### Compito assegnato 1
Ricopia dal brano sugli orbitali il passo che comincia con le parole "Per definire la" e termina con "diventa mai zero.".
### Compito assegnato 2
Rispondi in breve a queste domande sul brano sugli orbitali.
(a) Che tipo di concetto racchiude il termine orbita?
(b) Per mezzo di che cosa si calcolano le probabilità di presenza dell'elettrone?
(c) Che cosa accade a questa probabilità allontanandosi dal nucleo?
### Compito assegnato 3
Continua il brano sugli orbitali a partire dalla sua ultima frase.

### Estratto selezionato
####

Il termine di orbitale deriva da quello di orbita, ma non ha nulla a che
vedere con esso. Anzi, i due concetti sono opposti e si escludono a vicenda:
orbita racchiude infatti un concetto deterministico, mentre orbitale ne
racchiude uno probabilistico.
Per definire la forma dell'orbitale si possono calcolare, per mezzo
dell'equazione d'onda, le probabilità di presenza dell'elettrone per migliaia
di punti dello spazio intorno al nucleo. Si viene così ad individuare una
struttura tridimensionale con punti in cui è maggiore la probabilità di
trovarvi l'elettrone e punti in cui tale probabilità è minore: a mano a mano
che ci si allontana dal nucleo, si nota che questa probabilità diminuisce, ma
non diventa mai zero.

####

### Dati forniti
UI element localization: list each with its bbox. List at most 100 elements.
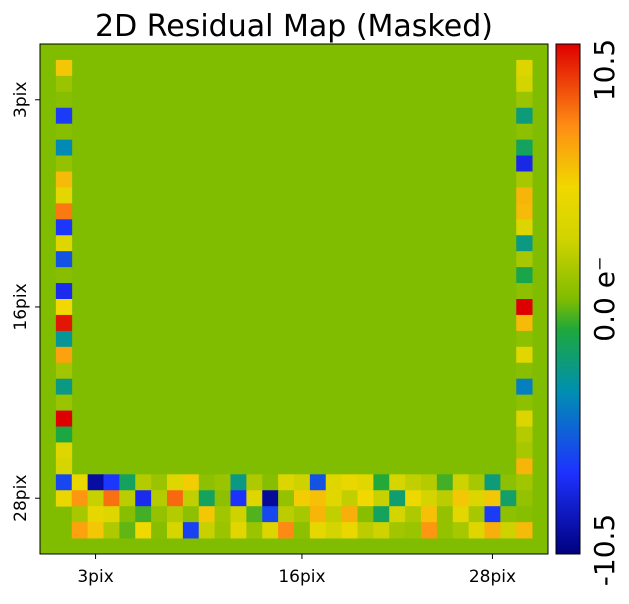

####

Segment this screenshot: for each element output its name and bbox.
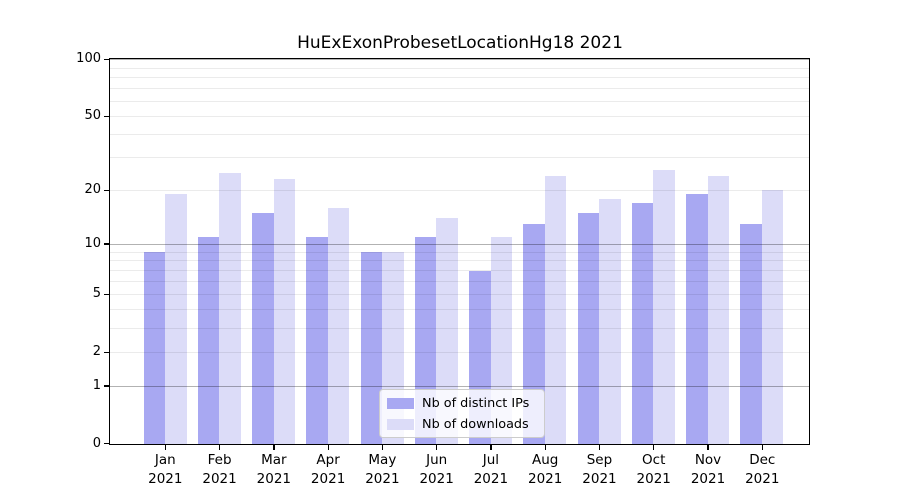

####

### Risposta scritta 1
Per definire la forma dell'orbitale si possono calcolare, per mezzo
dell'equazione d'onda, le probabilità di presenza dell'elettrone per migliaia
di punti dello spazio intorno al nucleo. Si viene così ad individuare una
struttura tridimensionale con punti in cui è maggiore la probabilità di
trovarvi l'elettrone e punti in cui tale probabilità è minore: a mano a mano
che ci si allontana dal nucleo, si nota che questa probabilità diminuisce, ma
non diventa mai zero.

### Risposta scritta 2
(a) Un concetto deterministico.
(b) Per mezzo dell'equazione d'onda.
(c) Diminuisce, ma non diventa mai zero.

### Risposta scritta 3
Se ora immaginiamo di limitare una regione di spazio intorno al nucleo in
cui è molto alta la probabilità di incontrare l'elettrone (per esempio una
regione in cui la probabilità sia del 90 o del 95 per cento) abbiamo
individuato la forma dell'orbitale. Si è potuto così accertare che le forme
possibili di orbitale sono svariate. Poiché l'elettrone è portatore di carica
elettrica, la distribuzione della densità di probabilità di trovare
l'elettrone intorno al nucleo corrisponde ad una specie di nuvola di elettricità
che viene anche detta "nuvola di carica elettronica".
E' interessante osservare che la soluzione dell'equazione d'onda mostra
che l'elettrone potrebbe in teoria trovarsi in un punto qualsiasi dello spazio
intorno al nucleo (anche se poi in pratica la probabilità di trovarlo in punti
molto lontani è quasi nulla). Questo fatto, è in netto contrasto con quanto
veniva asserito da Bohr e Sommerfeld secondo i quali la posizione dell'elettrone
era determinata con precisione assoluta in quanto l'elettrone stesso non poteva
percorrere un'orbita qualsiasi intorno al nucleo, ma solo quella che si trovava
ad una ben precisa distanza da esso.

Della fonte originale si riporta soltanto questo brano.